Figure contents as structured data
::::::::::

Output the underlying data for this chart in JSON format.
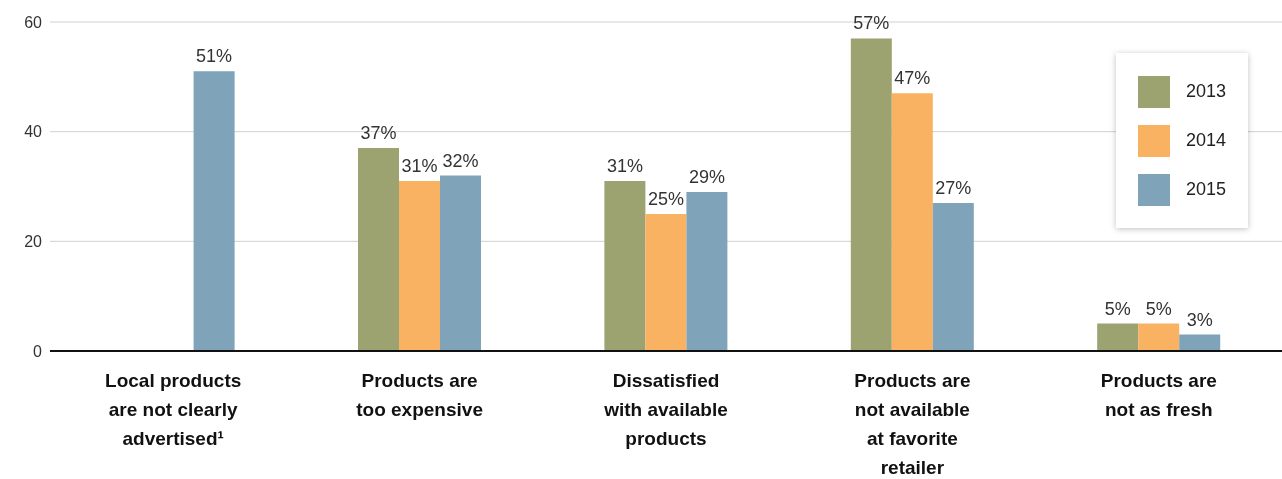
{
  "chart_data": {
    "type": "bar",
    "categories": [
      "Local products are not clearly advertised¹",
      "Products are too expensive",
      "Dissatisfied with available products",
      "Products are not available at favorite retailer",
      "Products are not as fresh"
    ],
    "series": [
      {
        "name": "2013",
        "color": "#9ca270",
        "values": [
          null,
          37,
          31,
          57,
          5
        ],
        "value_labels": [
          null,
          "37%",
          "31%",
          "57%",
          "5%"
        ]
      },
      {
        "name": "2014",
        "color": "#f9b262",
        "values": [
          null,
          31,
          25,
          47,
          5
        ],
        "value_labels": [
          null,
          "31%",
          "25%",
          "47%",
          "5%"
        ]
      },
      {
        "name": "2015",
        "color": "#7fa3b8",
        "values": [
          51,
          32,
          29,
          27,
          3
        ],
        "value_labels": [
          "51%",
          "32%",
          "29%",
          "27%",
          "3%"
        ]
      }
    ],
    "ylim": [
      0,
      60
    ],
    "yticks": [
      0,
      20,
      40,
      60
    ],
    "grid": "y",
    "legend": "top right"
  }
}
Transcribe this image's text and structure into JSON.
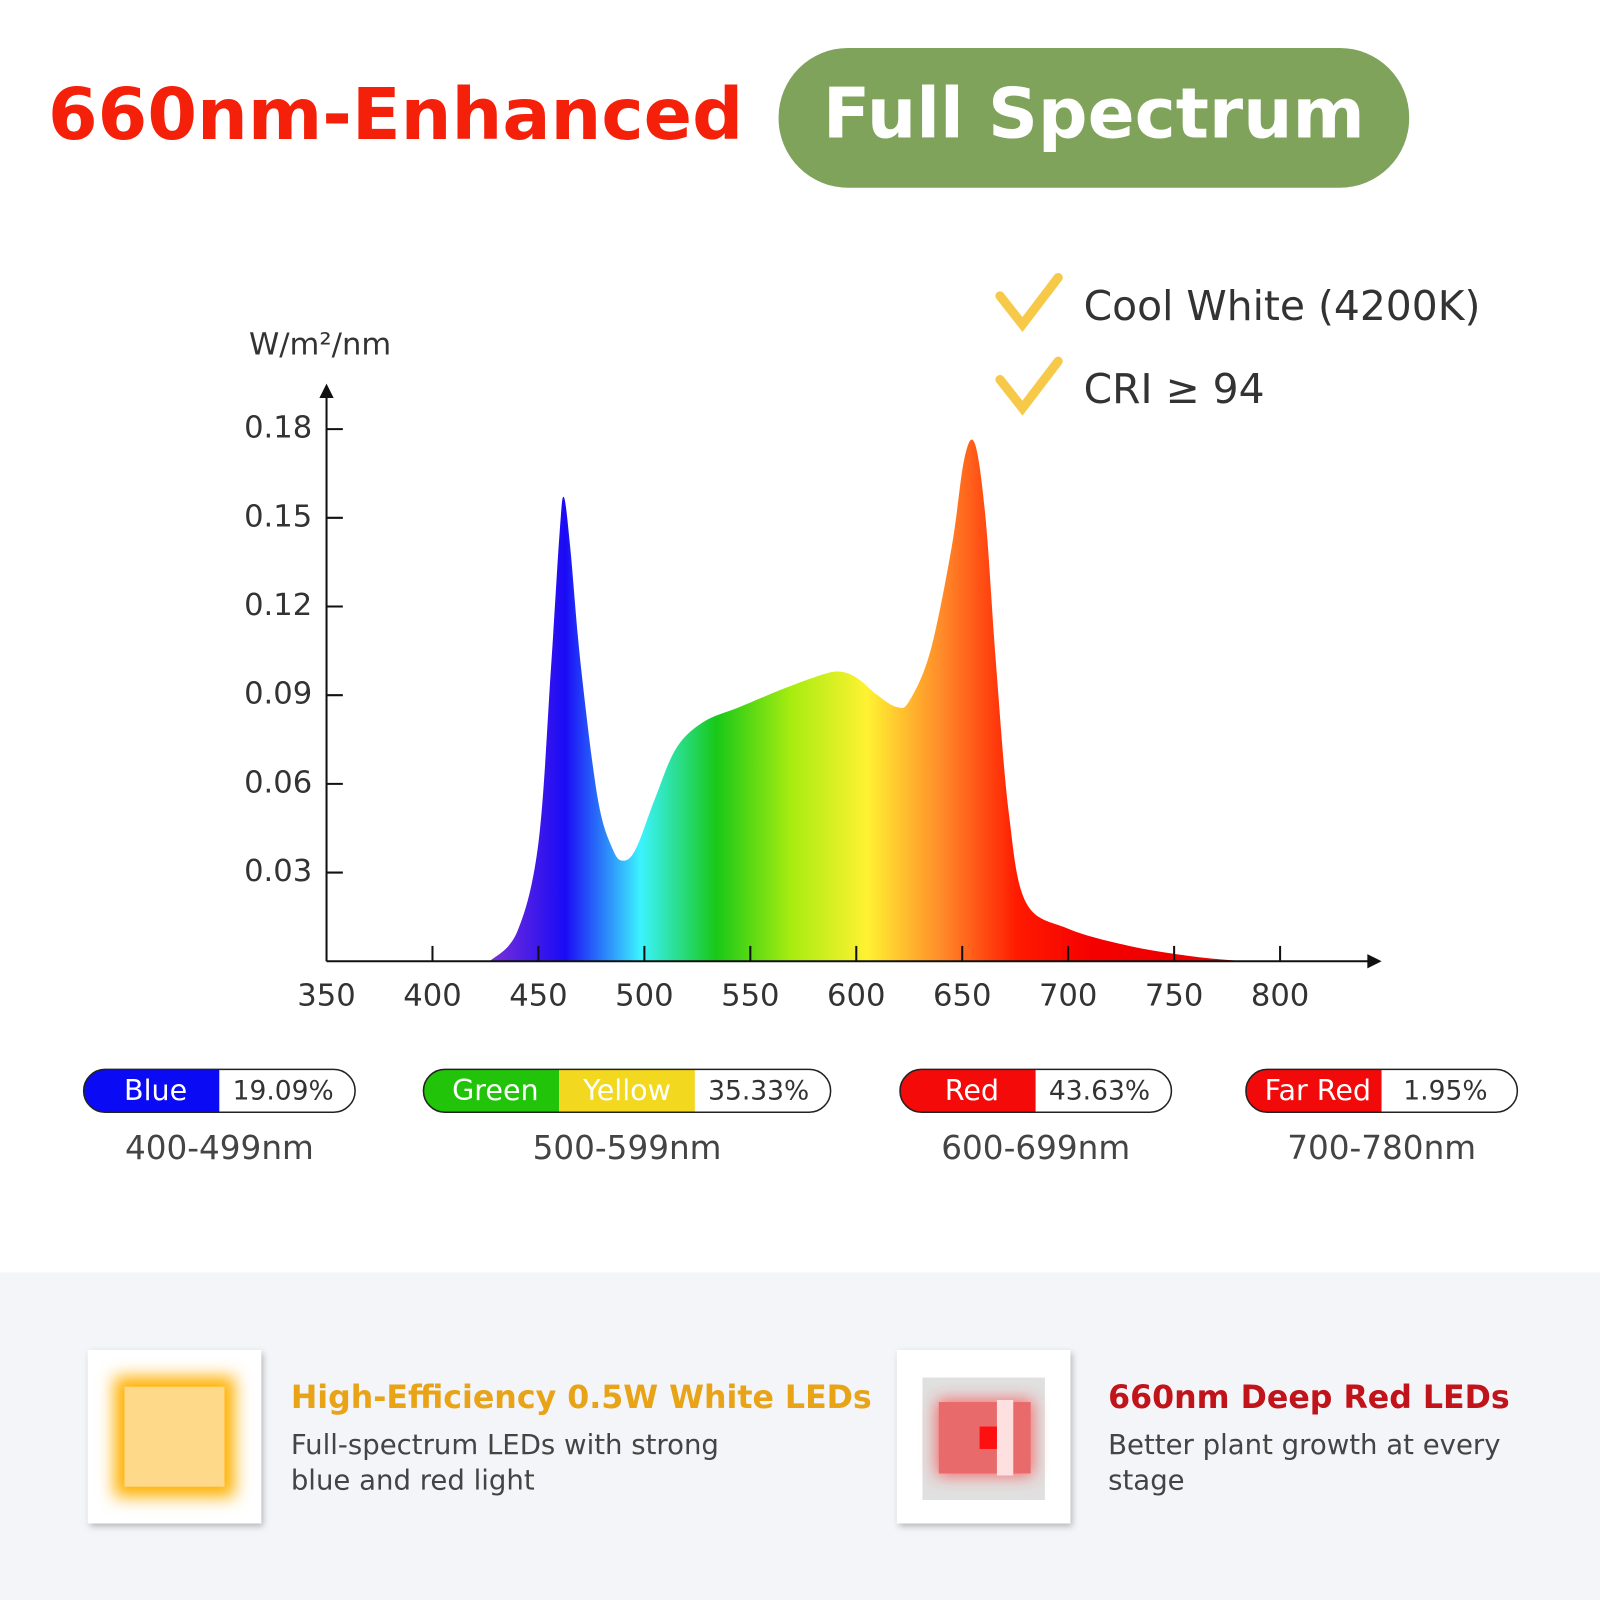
{
  "header": {
    "title": "660nm-Enhanced",
    "badge": "Full Spectrum"
  },
  "chart_data": {
    "type": "area",
    "y_label": "W/m²/nm",
    "annotations": [
      "Cool White (4200K)",
      "CRI ≥ 94"
    ],
    "x": [
      427,
      440,
      450,
      456,
      460,
      462,
      465,
      470,
      478,
      485,
      490,
      496,
      505,
      515,
      528,
      545,
      565,
      580,
      591,
      600,
      610,
      619,
      625,
      635,
      645,
      651,
      656,
      661,
      666,
      672,
      680,
      700,
      730,
      760,
      783
    ],
    "values": [
      0,
      0.01,
      0.04,
      0.1,
      0.145,
      0.157,
      0.14,
      0.1,
      0.055,
      0.038,
      0.034,
      0.038,
      0.055,
      0.072,
      0.081,
      0.086,
      0.092,
      0.096,
      0.098,
      0.096,
      0.09,
      0.086,
      0.088,
      0.105,
      0.14,
      0.17,
      0.175,
      0.15,
      0.1,
      0.05,
      0.02,
      0.011,
      0.005,
      0.0015,
      0
    ],
    "colors": [
      "#7a30d8",
      "#1a0af5",
      "#3cf3ff",
      "#18c818",
      "#a8ec10",
      "#fff232",
      "#ff8a2a",
      "#ff1a00",
      "#f50000",
      "#ee0000",
      "#e80000"
    ],
    "xlim": [
      350,
      846
    ],
    "ylim": [
      0,
      0.194
    ],
    "xticks": [
      350,
      400,
      450,
      500,
      550,
      600,
      650,
      700,
      750,
      800
    ],
    "yticks": [
      0.03,
      0.06,
      0.09,
      0.12,
      0.15,
      0.18
    ]
  },
  "bands": {
    "names": [
      [
        "Blue"
      ],
      [
        "Green",
        "Yellow"
      ],
      [
        "Red"
      ],
      [
        "Far Red"
      ]
    ],
    "colors": [
      [
        "#0a0af5"
      ],
      [
        "#22c40a",
        "#f2d81e"
      ],
      [
        "#f50a0a"
      ],
      [
        "#f20a0a"
      ]
    ],
    "values": [
      19.09,
      35.33,
      43.63,
      1.95
    ],
    "value_labels": [
      "19.09%",
      "35.33%",
      "43.63%",
      "1.95%"
    ],
    "ranges": [
      "400-499nm",
      "500-599nm",
      "600-699nm",
      "700-780nm"
    ]
  },
  "features": [
    {
      "title": "High-Efficiency 0.5W White LEDs",
      "lines": [
        "Full-spectrum LEDs with strong",
        "blue and red light"
      ]
    },
    {
      "title": "660nm Deep Red LEDs",
      "lines": [
        "Better plant growth at every",
        "stage"
      ]
    }
  ]
}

::::::::::

(Required task):
Look for the word "with" in every line of the listing and copy the lines that have it.

(Solved problem):
      "Dissatisfied with available products",
        "Full-spectrum LEDs with strong",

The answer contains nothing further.